Task to carry out: Report how many lines hold the word "biology"; answer with the number alone.

Records from a collection:
* Begin *

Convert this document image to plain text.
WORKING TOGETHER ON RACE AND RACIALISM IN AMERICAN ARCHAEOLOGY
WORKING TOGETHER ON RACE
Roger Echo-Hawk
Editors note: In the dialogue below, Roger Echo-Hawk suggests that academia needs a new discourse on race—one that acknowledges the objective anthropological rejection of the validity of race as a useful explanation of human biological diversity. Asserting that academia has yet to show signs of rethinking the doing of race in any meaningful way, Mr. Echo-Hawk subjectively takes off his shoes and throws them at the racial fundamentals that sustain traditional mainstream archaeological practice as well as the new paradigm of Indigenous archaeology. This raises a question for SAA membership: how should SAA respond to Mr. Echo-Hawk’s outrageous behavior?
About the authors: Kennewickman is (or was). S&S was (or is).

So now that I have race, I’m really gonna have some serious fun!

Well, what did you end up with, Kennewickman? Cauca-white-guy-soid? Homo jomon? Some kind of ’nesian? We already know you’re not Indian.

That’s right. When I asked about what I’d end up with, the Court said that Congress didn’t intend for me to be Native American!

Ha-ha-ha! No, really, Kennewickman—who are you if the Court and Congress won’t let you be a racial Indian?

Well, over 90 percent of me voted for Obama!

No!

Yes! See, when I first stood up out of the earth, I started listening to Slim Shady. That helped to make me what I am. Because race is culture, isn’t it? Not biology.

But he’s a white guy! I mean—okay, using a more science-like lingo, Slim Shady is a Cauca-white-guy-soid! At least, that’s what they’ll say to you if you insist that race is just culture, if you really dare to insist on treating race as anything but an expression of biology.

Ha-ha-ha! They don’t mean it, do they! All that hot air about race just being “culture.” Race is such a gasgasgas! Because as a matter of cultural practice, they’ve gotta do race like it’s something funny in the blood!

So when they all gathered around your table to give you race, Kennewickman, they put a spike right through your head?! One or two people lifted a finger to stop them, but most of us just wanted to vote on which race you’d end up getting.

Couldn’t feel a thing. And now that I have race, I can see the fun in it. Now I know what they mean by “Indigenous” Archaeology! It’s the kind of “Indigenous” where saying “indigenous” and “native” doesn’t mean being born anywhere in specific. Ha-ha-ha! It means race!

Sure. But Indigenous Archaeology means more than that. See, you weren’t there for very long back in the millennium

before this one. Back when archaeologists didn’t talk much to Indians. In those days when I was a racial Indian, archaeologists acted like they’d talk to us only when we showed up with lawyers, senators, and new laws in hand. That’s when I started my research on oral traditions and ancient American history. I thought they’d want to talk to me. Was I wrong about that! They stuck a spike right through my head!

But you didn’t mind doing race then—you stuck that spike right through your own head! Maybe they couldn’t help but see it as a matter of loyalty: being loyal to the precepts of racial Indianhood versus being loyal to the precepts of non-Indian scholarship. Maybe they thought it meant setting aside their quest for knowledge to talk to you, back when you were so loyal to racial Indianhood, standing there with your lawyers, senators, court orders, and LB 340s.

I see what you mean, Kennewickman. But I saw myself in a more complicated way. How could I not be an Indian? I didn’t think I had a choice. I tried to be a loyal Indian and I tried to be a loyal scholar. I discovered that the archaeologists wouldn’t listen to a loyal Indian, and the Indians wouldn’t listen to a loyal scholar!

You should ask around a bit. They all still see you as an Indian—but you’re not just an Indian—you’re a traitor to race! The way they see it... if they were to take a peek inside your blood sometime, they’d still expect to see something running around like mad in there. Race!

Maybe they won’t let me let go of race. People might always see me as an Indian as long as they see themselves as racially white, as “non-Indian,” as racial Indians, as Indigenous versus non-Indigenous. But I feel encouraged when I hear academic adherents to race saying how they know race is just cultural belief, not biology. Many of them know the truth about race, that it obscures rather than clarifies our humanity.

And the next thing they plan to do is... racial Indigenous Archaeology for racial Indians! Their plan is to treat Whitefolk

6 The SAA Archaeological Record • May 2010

* End *

The result: 3